◆ Task prompt ◆
Extract the data exactly, missing nothing.

◆ Raw records ◆

+ + + + +

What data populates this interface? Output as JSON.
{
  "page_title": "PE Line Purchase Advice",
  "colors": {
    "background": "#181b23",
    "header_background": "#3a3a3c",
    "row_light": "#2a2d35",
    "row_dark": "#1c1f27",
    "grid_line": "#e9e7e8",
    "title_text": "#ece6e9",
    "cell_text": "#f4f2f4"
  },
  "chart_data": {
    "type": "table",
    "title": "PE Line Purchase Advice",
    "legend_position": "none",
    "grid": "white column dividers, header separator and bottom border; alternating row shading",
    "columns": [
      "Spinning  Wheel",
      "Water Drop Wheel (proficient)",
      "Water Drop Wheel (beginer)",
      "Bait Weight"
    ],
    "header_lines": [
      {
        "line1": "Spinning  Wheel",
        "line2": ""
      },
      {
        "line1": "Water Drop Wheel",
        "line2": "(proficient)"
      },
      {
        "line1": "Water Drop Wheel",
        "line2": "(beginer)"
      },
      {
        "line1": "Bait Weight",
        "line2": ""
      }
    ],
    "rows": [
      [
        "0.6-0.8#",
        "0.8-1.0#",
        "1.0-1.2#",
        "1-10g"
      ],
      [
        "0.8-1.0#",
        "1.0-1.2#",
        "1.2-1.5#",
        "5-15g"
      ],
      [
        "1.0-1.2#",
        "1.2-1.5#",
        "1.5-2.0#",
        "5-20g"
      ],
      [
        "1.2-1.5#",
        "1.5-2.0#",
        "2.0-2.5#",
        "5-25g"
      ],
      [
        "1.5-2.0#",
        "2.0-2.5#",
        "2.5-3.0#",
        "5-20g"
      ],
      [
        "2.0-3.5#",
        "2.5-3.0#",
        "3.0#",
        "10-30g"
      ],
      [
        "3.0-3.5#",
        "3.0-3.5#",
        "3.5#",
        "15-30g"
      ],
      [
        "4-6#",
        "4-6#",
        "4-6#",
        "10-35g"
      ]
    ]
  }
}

+ + + + +

◆ Expected output ◆
What data populates this interface? Output as JSON.
{
  "page_title": "PE Line Purchase Advice",
  "colors": {
    "background": "#181b23",
    "header_background": "#3a3a3c",
    "row_light": "#2a2d35",
    "row_dark": "#1c1f27",
    "grid_line": "#e9e7e8",
    "title_text": "#ece6e9",
    "cell_text": "#f4f2f4"
  },
  "chart_data": {
    "type": "table",
    "title": "PE Line Purchase Advice",
    "legend_position": "none",
    "grid": "white column dividers, header separator and bottom border; alternating row shading",
    "columns": [
      "Spinning  Wheel",
      "Water Drop Wheel (proficient)",
      "Water Drop Wheel (beginer)",
      "Bait Weight"
    ],
    "header_lines": [
      {
        "line1": "Spinning  Wheel",
        "line2": ""
      },
      {
        "line1": "Water Drop Wheel",
        "line2": "(proficient)"
      },
      {
        "line1": "Water Drop Wheel",
        "line2": "(beginer)"
      },
      {
        "line1": "Bait Weight",
        "line2": ""
      }
    ],
    "rows": [
      [
        "0.6-0.8#",
        "0.8-1.0#",
        "1.0-1.2#",
        "1-10g"
      ],
      [
        "0.8-1.0#",
        "1.0-1.2#",
        "1.2-1.5#",
        "5-15g"
      ],
      [
        "1.0-1.2#",
        "1.2-1.5#",
        "1.5-2.0#",
        "5-20g"
      ],
      [
        "1.2-1.5#",
        "1.5-2.0#",
        "2.0-2.5#",
        "5-25g"
      ],
      [
        "1.5-2.0#",
        "2.0-2.5#",
        "2.5-3.0#",
        "5-20g"
      ],
      [
        "2.0-3.5#",
        "2.5-3.0#",
        "3.0#",
        "10-30g"
      ],
      [
        "3.0-3.5#",
        "3.0-3.5#",
        "3.5#",
        "15-30g"
      ],
      [
        "4-6#",
        "4-6#",
        "4-6#",
        "10-35g"
      ]
    ]
  }
}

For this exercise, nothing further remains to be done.